** START OF SELECTION **

Pam: Love the image of the geek’s limbs (Lurker). Name of the restaurant? I don’t think, “I miss you,” sounds needy? She couldn’t have said it first—she doesn’t have Lee’s confidence. +Like your details about and on the Space Needle. ++Organic, evolving Seattle. Why doesn’t she tell Chloe she loved him? +”Trout out of a Montana stream.” He doesn’t seem…(Pam crossed something out here) to me.

Peggy: +Great details, felt there; ++Imagery. +Like how Lee came to visit her at college. –Lost me a little in the business details, how much is necessary? +Like the descriptions of Seattle. +Fish “not Lee’s style.” +Conversation with Chloe, Oh, but would Chloe really move in with someone with whom she truly didn’t know his name? Other than “Lurker?”

EDITS:
This was the first time Lee tells Kerri Ann he loves her, it takes place in the Emerald City (Seattle) and happens in a surprising way. She is taken off guard and has to decide fast how to accept his declaration. Some quick fixes to the chapter, nothing major, but the most minor ones add finesse and ideas came from Mel to plump the scene. Peggy got bored with Lee talking about his business; it may be interesting to note the next time he gives a big talk about his business Peggy got bored with that, too! My response? How interesting can guys be when they talk about their careers? (or sports). And to answer the question: would Chloe really move in with someone who’s first name she doesn’t know, only his nickname? Yes, she acts first, thinks later. Listen to how she talks! Well, I guess you'll have to get the book to really 'hear' how she talks.

Friday, February 13, 2009

Yeah, um, that’s not how a guy talks

Scene: The pearl is introduced, it appears as a gift from Lee to Kerri Ann,a little first aid for the soul. She is surprised by her reaction to it, she accepts it, and also accepts the budding relationship with Lee.
He looked over and stared at me thoughtfully. He set the paper flat, flicked his thumb through the pages and smiled. “I was coming for a swim, looking for an open chair to throw my towel, first one I noticed was next to you...

** END OF SELECTION **

> [WHAT THE EXERCISE ASKS]: In the critique notes, in what city does Lee first tell Kerri Ann he loves her?

** START OF EXCERPTED RECORDS **

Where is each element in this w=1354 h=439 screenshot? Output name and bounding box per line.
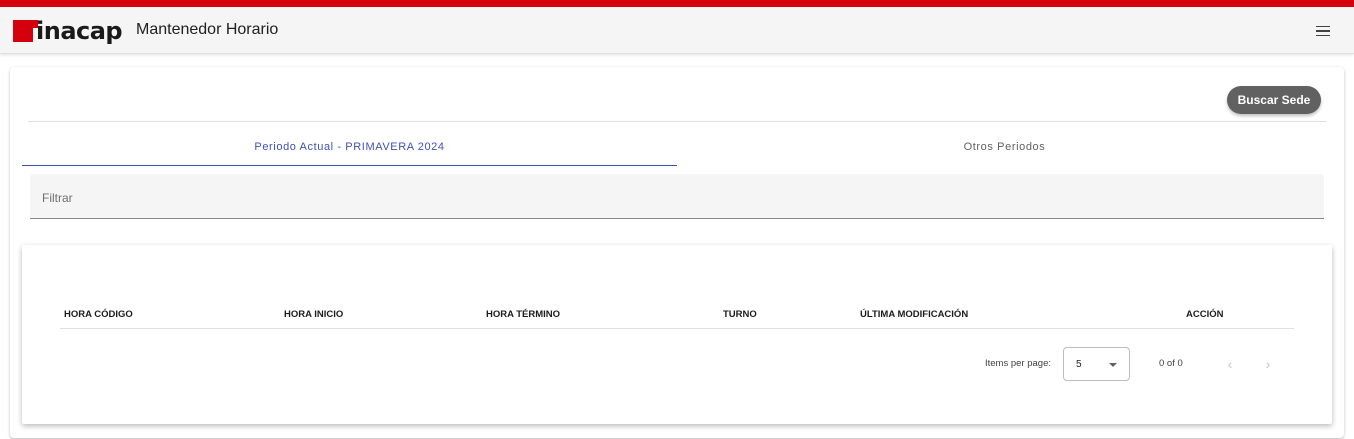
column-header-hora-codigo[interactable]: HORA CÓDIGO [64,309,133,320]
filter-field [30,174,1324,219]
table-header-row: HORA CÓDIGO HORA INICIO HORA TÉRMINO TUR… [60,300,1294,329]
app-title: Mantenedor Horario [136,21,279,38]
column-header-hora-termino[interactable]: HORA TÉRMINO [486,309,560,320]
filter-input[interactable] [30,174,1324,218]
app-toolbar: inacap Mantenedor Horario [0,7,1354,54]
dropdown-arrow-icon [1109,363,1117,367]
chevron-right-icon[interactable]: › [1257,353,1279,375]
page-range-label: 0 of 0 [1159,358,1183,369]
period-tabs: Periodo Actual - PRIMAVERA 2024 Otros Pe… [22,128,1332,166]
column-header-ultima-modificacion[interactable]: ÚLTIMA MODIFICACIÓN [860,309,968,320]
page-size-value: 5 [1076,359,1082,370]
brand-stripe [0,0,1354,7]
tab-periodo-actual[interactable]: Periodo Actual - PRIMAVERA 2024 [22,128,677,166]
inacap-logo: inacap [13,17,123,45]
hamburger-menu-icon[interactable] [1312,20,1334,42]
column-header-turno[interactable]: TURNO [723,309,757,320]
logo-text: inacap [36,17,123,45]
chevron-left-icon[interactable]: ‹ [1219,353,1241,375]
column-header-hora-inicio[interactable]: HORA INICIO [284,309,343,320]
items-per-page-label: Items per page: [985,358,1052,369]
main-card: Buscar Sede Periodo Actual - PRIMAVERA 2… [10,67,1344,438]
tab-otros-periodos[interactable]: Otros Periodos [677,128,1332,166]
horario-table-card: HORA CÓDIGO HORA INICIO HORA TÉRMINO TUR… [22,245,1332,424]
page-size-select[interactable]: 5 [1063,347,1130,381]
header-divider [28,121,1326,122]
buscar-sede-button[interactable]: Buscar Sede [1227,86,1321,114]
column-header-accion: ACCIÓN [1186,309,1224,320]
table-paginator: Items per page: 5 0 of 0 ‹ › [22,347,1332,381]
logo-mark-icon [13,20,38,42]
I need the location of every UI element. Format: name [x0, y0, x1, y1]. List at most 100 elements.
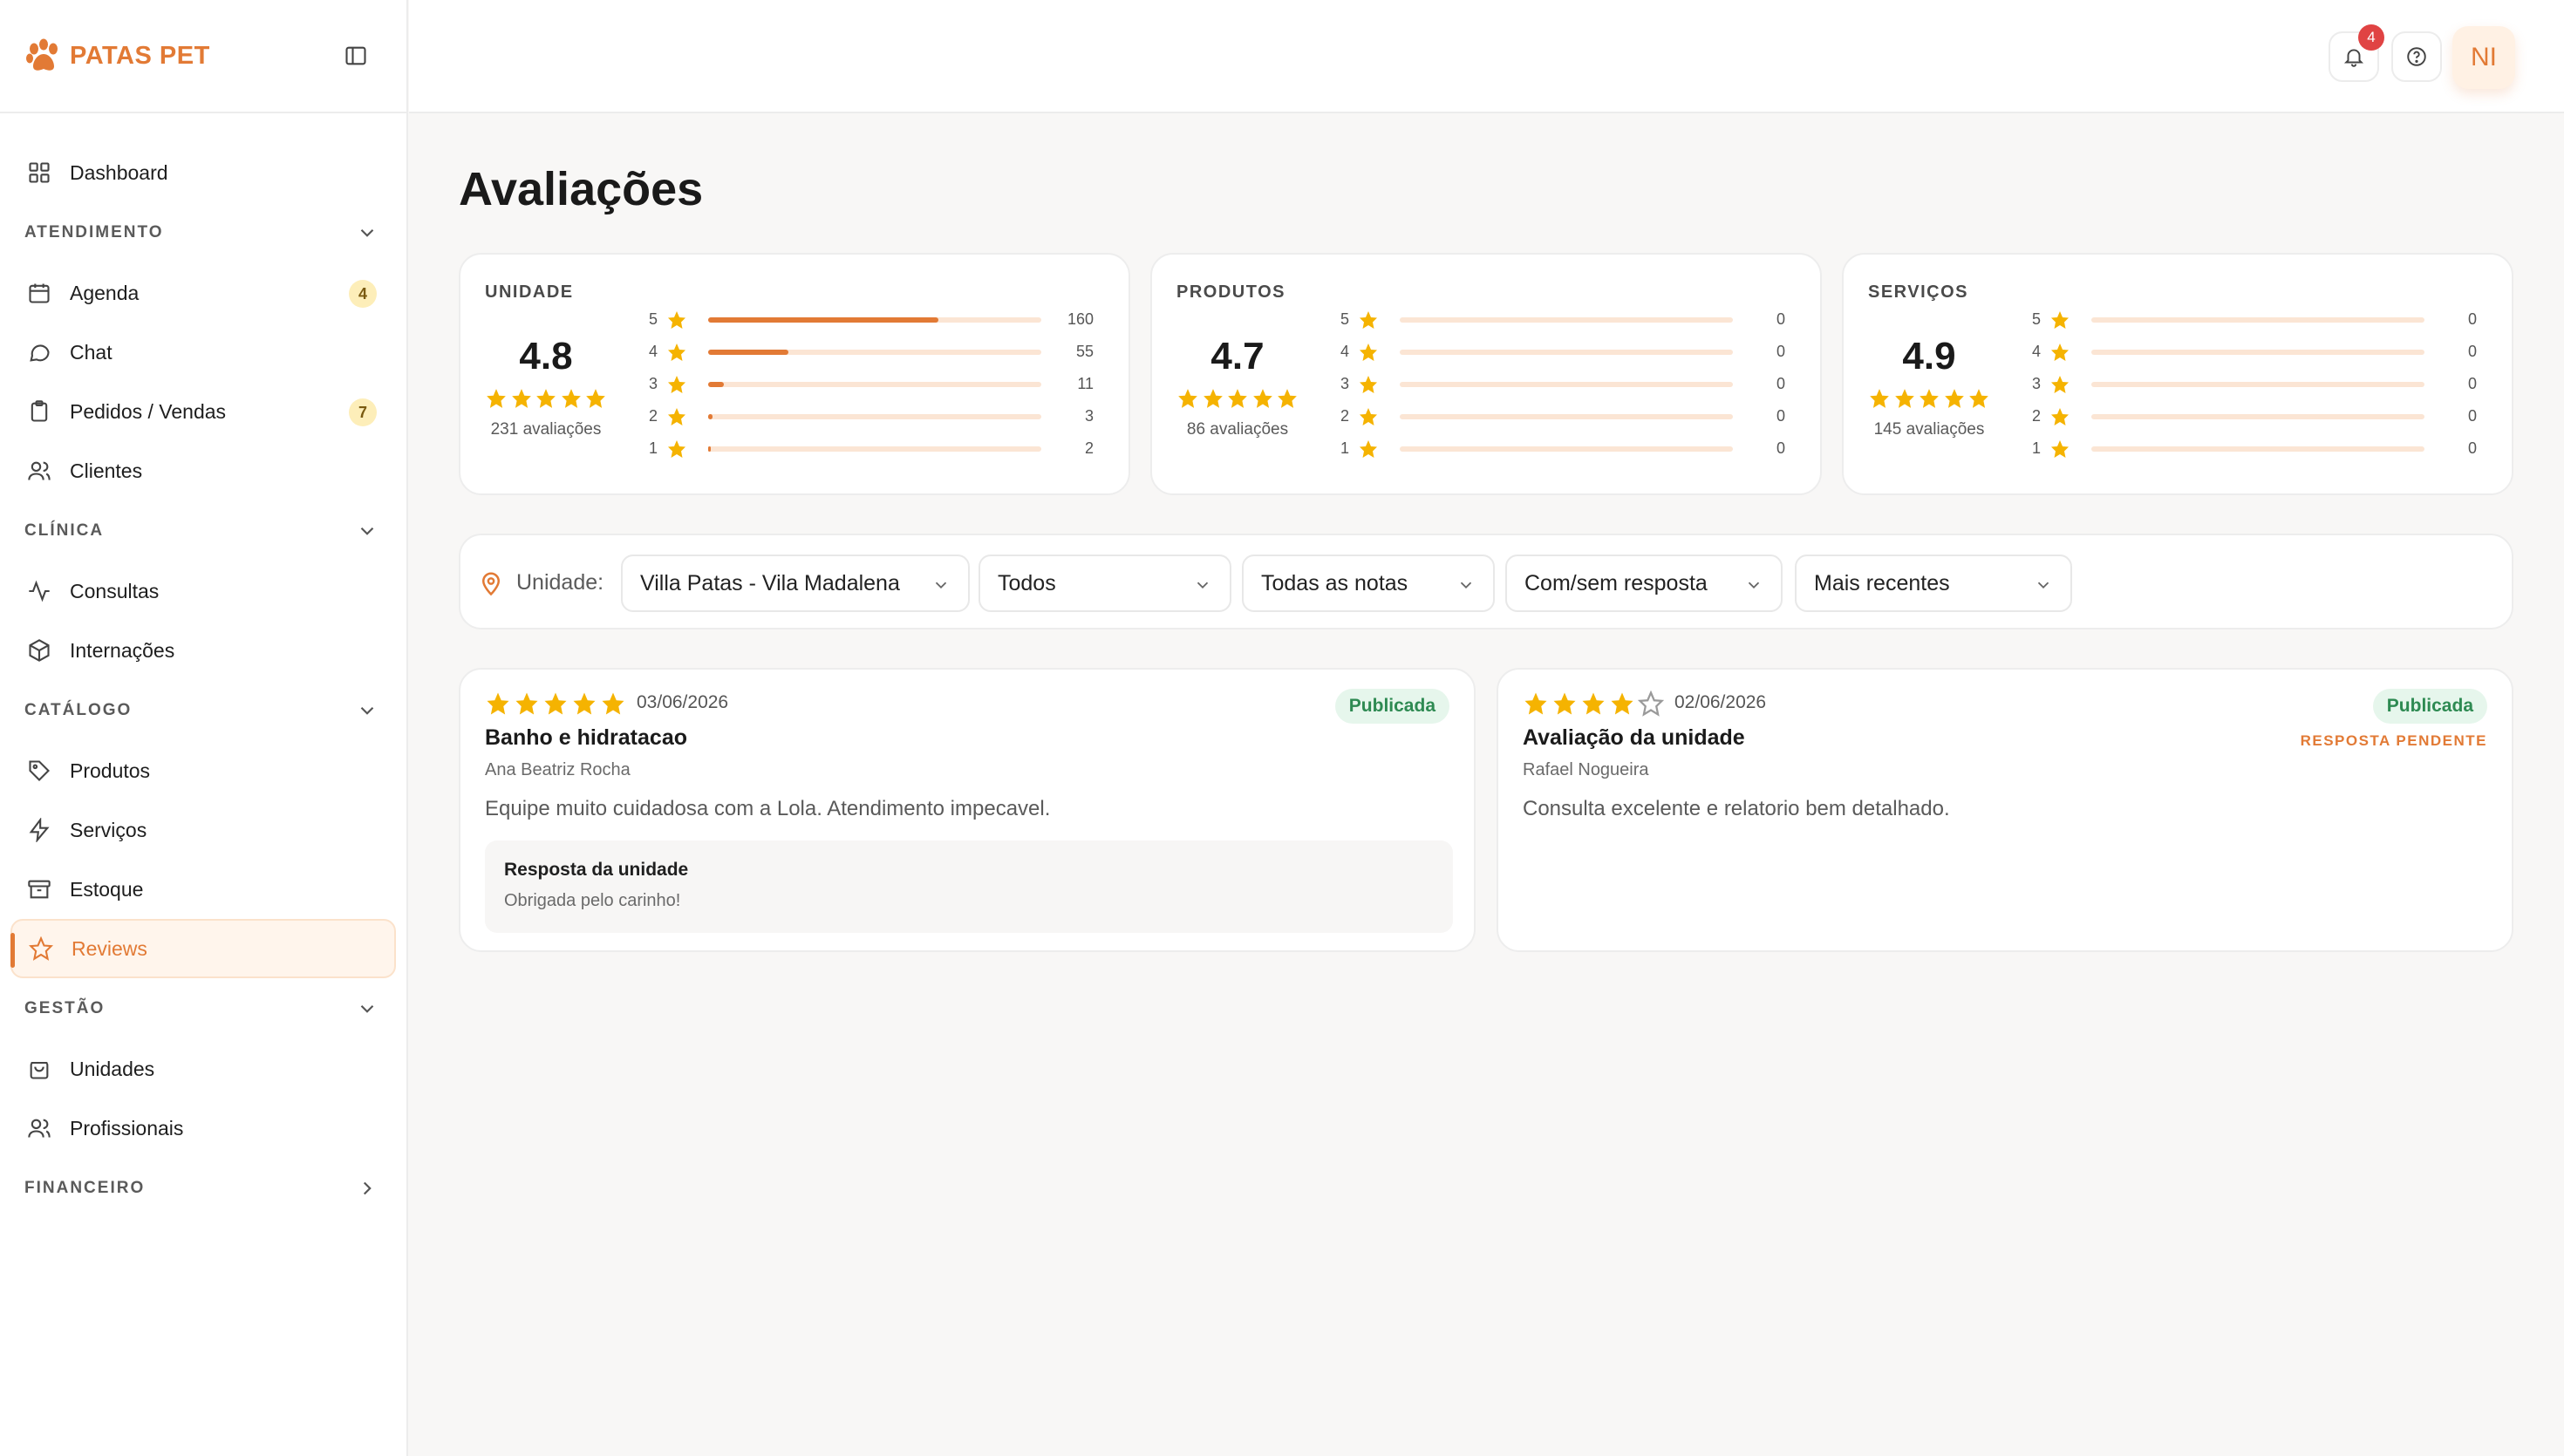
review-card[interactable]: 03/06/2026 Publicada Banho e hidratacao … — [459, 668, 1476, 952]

** END OF EXCERPTED RECORDS **

> [EXERCISE ANSWER]: Seattle, the Emerald City.